(A block of data)
-=-=-=-=-
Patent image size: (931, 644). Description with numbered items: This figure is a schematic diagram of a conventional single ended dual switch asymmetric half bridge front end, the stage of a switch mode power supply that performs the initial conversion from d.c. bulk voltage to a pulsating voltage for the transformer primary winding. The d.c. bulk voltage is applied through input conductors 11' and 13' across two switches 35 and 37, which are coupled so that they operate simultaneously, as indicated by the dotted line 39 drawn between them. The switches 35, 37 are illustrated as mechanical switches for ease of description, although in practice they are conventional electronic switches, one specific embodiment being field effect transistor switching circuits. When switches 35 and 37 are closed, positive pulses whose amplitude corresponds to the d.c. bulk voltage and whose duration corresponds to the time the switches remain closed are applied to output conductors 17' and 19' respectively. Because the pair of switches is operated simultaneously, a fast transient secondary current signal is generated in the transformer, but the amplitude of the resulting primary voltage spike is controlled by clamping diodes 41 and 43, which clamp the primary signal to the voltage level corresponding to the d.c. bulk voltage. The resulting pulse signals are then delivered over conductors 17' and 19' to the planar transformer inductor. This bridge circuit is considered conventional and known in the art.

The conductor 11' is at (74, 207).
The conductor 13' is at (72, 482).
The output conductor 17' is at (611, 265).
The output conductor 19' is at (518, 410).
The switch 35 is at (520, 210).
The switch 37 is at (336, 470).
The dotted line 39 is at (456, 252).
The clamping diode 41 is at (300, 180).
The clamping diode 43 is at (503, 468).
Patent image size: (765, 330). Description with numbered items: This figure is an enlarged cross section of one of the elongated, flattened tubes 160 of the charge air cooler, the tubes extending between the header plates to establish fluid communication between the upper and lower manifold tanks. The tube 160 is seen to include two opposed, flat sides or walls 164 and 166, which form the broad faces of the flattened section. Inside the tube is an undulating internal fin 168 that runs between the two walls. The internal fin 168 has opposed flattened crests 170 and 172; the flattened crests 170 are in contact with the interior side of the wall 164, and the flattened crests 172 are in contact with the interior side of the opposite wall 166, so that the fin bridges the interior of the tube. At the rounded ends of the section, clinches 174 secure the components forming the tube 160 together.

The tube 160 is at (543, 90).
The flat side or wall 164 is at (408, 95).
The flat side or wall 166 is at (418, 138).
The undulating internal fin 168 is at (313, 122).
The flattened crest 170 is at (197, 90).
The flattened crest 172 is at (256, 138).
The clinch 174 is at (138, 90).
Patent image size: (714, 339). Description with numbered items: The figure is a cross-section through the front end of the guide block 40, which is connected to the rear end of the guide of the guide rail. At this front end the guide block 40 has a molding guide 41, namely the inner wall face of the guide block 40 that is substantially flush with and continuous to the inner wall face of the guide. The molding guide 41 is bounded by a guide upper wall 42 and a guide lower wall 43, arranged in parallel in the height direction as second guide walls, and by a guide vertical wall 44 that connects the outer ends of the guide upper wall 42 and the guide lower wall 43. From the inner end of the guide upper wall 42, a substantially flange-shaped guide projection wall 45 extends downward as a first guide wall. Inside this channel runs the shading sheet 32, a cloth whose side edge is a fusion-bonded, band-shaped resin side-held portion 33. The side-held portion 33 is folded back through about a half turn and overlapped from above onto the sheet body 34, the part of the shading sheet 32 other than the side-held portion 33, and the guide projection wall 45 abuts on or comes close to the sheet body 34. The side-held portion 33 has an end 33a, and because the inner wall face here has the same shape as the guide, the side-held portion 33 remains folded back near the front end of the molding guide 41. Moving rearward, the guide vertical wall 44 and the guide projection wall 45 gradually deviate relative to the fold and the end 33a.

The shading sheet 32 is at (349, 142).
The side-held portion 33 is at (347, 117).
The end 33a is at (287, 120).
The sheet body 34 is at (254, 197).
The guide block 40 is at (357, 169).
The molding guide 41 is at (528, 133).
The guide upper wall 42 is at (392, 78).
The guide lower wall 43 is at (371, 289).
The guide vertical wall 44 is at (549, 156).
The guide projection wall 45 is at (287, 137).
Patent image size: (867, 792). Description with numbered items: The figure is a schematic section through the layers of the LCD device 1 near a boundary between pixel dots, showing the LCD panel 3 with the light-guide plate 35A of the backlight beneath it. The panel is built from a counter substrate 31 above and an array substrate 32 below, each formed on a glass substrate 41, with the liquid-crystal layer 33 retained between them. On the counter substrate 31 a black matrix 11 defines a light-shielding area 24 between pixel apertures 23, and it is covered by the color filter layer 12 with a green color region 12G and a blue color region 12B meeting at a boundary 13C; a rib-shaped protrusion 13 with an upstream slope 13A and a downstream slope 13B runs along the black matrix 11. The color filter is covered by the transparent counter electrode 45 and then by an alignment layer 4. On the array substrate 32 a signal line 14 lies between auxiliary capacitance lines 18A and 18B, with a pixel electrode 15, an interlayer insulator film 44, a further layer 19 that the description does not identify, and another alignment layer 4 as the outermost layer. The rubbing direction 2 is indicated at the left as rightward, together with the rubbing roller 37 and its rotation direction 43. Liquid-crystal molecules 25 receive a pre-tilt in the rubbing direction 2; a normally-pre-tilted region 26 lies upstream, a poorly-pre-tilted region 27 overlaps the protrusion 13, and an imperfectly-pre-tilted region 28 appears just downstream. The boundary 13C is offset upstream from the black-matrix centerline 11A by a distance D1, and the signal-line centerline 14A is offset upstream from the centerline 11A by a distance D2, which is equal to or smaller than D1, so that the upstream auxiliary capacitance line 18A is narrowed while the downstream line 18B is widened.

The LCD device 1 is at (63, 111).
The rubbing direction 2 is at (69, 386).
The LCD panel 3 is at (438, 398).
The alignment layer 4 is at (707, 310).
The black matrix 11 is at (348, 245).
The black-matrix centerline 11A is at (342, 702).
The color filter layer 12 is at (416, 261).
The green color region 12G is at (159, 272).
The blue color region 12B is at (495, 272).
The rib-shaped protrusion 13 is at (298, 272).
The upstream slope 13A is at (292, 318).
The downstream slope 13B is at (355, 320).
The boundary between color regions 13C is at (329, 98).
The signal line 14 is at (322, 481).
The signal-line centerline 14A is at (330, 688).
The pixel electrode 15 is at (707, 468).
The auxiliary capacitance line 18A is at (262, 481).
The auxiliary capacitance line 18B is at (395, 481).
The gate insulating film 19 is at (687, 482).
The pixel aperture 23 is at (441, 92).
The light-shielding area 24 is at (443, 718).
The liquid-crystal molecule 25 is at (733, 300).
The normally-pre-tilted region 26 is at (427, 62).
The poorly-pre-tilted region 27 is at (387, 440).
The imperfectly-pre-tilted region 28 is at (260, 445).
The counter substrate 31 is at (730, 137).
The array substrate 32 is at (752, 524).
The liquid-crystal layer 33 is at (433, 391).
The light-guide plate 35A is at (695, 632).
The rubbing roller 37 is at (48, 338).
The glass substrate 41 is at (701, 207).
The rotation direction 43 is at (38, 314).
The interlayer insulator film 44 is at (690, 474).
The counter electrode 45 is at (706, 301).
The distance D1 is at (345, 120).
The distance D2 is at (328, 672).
-=-=-=-=-
> WHAT IS REQUIRED
Arrange every line in the records above as a Markdown table with the columns Row and Line, numbering the rows in order and omitting blank lines.

> REPLY
| Row | Line |
|---|---|
| 1 | Patent image size: (931, 644). Description with numbered items: This figure is a schematic diagram of a conventional single ended dual switch asymmetric half bridge front end, the stage of a switch mode power supply that performs the initial conversion from d.c. bulk voltage to a pulsating voltage for the transformer primary winding. The d.c. bulk voltage is applied through input conductors 11' and 13' across two switches 35 and 37, which are coupled so that they operate simultaneously, as indicated by the dotted line 39 drawn between them. The switches 35, 37 are illustrated as mechanical switches for ease of description, although in practice they are conventional electronic switches, one specific embodiment being field effect transistor switching circuits. When switches 35 and 37 are closed, positive pulses whose amplitude corresponds to the d.c. bulk voltage and whose duration corresponds to the time the switches remain closed are applied to output conductors 17' and 19' respectively. Because the pair of switches is operated simultaneously, a fast transient secondary current signal is generated in the transformer, but the amplitude of the resulting primary voltage spike is controlled by clamping diodes 41 and 43, which clamp the primary signal to the voltage level corresponding to the d.c. bulk voltage. The resulting pulse signals are then delivered over conductors 17' and 19' to the planar transformer inductor. This bridge circuit is considered conventional and known in the art. |
| 2 | The conductor 11' is at (74, 207). |
| 3 | The conductor 13' is at (72, 482). |
| 4 | The output conductor 17' is at (611, 265). |
| 5 | The output conductor 19' is at (518, 410). |
| 6 | The switch 35 is at (520, 210). |
| 7 | The switch 37 is at (336, 470). |
| 8 | The dotted line 39 is at (456, 252). |
| 9 | The clamping diode 41 is at (300, 180). |
| 10 | The clamping diode 43 is at (503, 468). |
| 11 | Patent image size: (765, 330). Description with numbered items: This figure is an enlarged cross section of one of the elongated, flattened tubes 160 of the charge air cooler, the tubes extending between the header plates to establish fluid communication between the upper and lower manifold tanks. The tube 160 is seen to include two opposed, flat sides or walls 164 and 166, which form the broad faces of the flattened section. Inside the tube is an undulating internal fin 168 that runs between the two walls. The internal fin 168 has opposed flattened crests 170 and 172; the flattened crests 170 are in contact with the interior side of the wall 164, and the flattened crests 172 are in contact with the interior side of the opposite wall 166, so that the fin bridges the interior of the tube. At the rounded ends of the section, clinches 174 secure the components forming the tube 160 together. |
| 12 | The tube 160 is at (543, 90). |
| 13 | The flat side or wall 164 is at (408, 95). |
| 14 | The flat side or wall 166 is at (418, 138). |
| 15 | The undulating internal fin 168 is at (313, 122). |
| 16 | The flattened crest 170 is at (197, 90). |
| 17 | The flattened crest 172 is at (256, 138). |
| 18 | The clinch 174 is at (138, 90). |
| 19 | Patent image size: (714, 339). Description with numbered items: The figure is a cross-section through the front end of the guide block 40, which is connected to the rear end of the guide of the guide rail. At this front end the guide block 40 has a molding guide 41, namely the inner wall face of the guide block 40 that is substantially flush with and continuous to the inner wall face of the guide. The molding guide 41 is bounded by a guide upper wall 42 and a guide lower wall 43, arranged in parallel in the height direction as second guide walls, and by a guide vertical wall 44 that connects the outer ends of the guide upper wall 42 and the guide lower wall 43. From the inner end of the guide upper wall 42, a substantially flange-shaped guide projection wall 45 extends downward as a first guide wall. Inside this channel runs the shading sheet 32, a cloth whose side edge is a fusion-bonded, band-shaped resin side-held portion 33. The side-held portion 33 is folded back through about a half turn and overlapped from above onto the sheet body 34, the part of the shading sheet 32 other than the side-held portion 33, and the guide projection wall 45 abuts on or comes close to the sheet body 34. The side-held portion 33 has an end 33a, and because the inner wall face here has the same shape as the guide, the side-held portion 33 remains folded back near the front end of the molding guide 41. Moving rearward, the guide vertical wall 44 and the guide projection wall 45 gradually deviate relative to the fold and the end 33a. |
| 20 | The shading sheet 32 is at (349, 142). |
| 21 | The side-held portion 33 is at (347, 117). |
| 22 | The end 33a is at (287, 120). |
| 23 | The sheet body 34 is at (254, 197). |
| 24 | The guide block 40 is at (357, 169). |
| 25 | The molding guide 41 is at (528, 133). |
| 26 | The guide upper wall 42 is at (392, 78). |
| 27 | The guide lower wall 43 is at (371, 289). |
| 28 | The guide vertical wall 44 is at (549, 156). |
| 29 | The guide projection wall 45 is at (287, 137). |
| 30 | Patent image size: (867, 792). Description with numbered items: The figure is a schematic section through the layers of the LCD device 1 near a boundary between pixel dots, showing the LCD panel 3 with the light-guide plate 35A of the backlight beneath it. The panel is built from a counter substrate 31 above and an array substrate 32 below, each formed on a glass substrate 41, with the liquid-crystal layer 33 retained between them. On the counter substrate 31 a black matrix 11 defines a light-shielding area 24 between pixel apertures 23, and it is covered by the color filter layer 12 with a green color region 12G and a blue color region 12B meeting at a boundary 13C; a rib-shaped protrusion 13 with an upstream slope 13A and a downstream slope 13B runs along the black matrix 11. The color filter is covered by the transparent counter electrode 45 and then by an alignment layer 4. On the array substrate 32 a signal line 14 lies between auxiliary capacitance lines 18A and 18B, with a pixel electrode 15, an interlayer insulator film 44, a further layer 19 that the description does not identify, and another alignment layer 4 as the outermost layer. The rubbing direction 2 is indicated at the left as rightward, together with the rubbing roller 37 and its rotation direction 43. Liquid-crystal molecules 25 receive a pre-tilt in the rubbing direction 2; a normally-pre-tilted region 26 lies upstream, a poorly-pre-tilted region 27 overlaps the protrusion 13, and an imperfectly-pre-tilted region 28 appears just downstream. The boundary 13C is offset upstream from the black-matrix centerline 11A by a distance D1, and the signal-line centerline 14A is offset upstream from the centerline 11A by a distance D2, which is equal to or smaller than D1, so that the upstream auxiliary capacitance line 18A is narrowed while the downstream line 18B is widened. |
| 31 | The LCD device 1 is at (63, 111). |
| 32 | The rubbing direction 2 is at (69, 386). |
| 33 | The LCD panel 3 is at (438, 398). |
| 34 | The alignment layer 4 is at (707, 310). |
| 35 | The black matrix 11 is at (348, 245). |
| 36 | The black-matrix centerline 11A is at (342, 702). |
| 37 | The color filter layer 12 is at (416, 261). |
| 38 | The green color region 12G is at (159, 272). |
| 39 | The blue color region 12B is at (495, 272). |
| 40 | The rib-shaped protrusion 13 is at (298, 272). |
| 41 | The upstream slope 13A is at (292, 318). |
| 42 | The downstream slope 13B is at (355, 320). |
| 43 | The boundary between color regions 13C is at (329, 98). |
| 44 | The signal line 14 is at (322, 481). |
| 45 | The signal-line centerline 14A is at (330, 688). |
| 46 | The pixel electrode 15 is at (707, 468). |
| 47 | The auxiliary capacitance line 18A is at (262, 481). |
| 48 | The auxiliary capacitance line 18B is at (395, 481). |
| 49 | The gate insulating film 19 is at (687, 482). |
| 50 | The pixel aperture 23 is at (441, 92). |
| 51 | The light-shielding area 24 is at (443, 718). |
| 52 | The liquid-crystal molecule 25 is at (733, 300). |
| 53 | The normally-pre-tilted region 26 is at (427, 62). |
| 54 | The poorly-pre-tilted region 27 is at (387, 440). |
| 55 | The imperfectly-pre-tilted region 28 is at (260, 445). |
| 56 | The counter substrate 31 is at (730, 137). |
| 57 | The array substrate 32 is at (752, 524). |
| 58 | The liquid-crystal layer 33 is at (433, 391). |
| 59 | The light-guide plate 35A is at (695, 632). |
| 60 | The rubbing roller 37 is at (48, 338). |
| 61 | The glass substrate 41 is at (701, 207). |
| 62 | The rotation direction 43 is at (38, 314). |
| 63 | The interlayer insulator film 44 is at (690, 474). |
| 64 | The counter electrode 45 is at (706, 301). |
| 65 | The distance D1 is at (345, 120). |
| 66 | The distance D2 is at (328, 672). |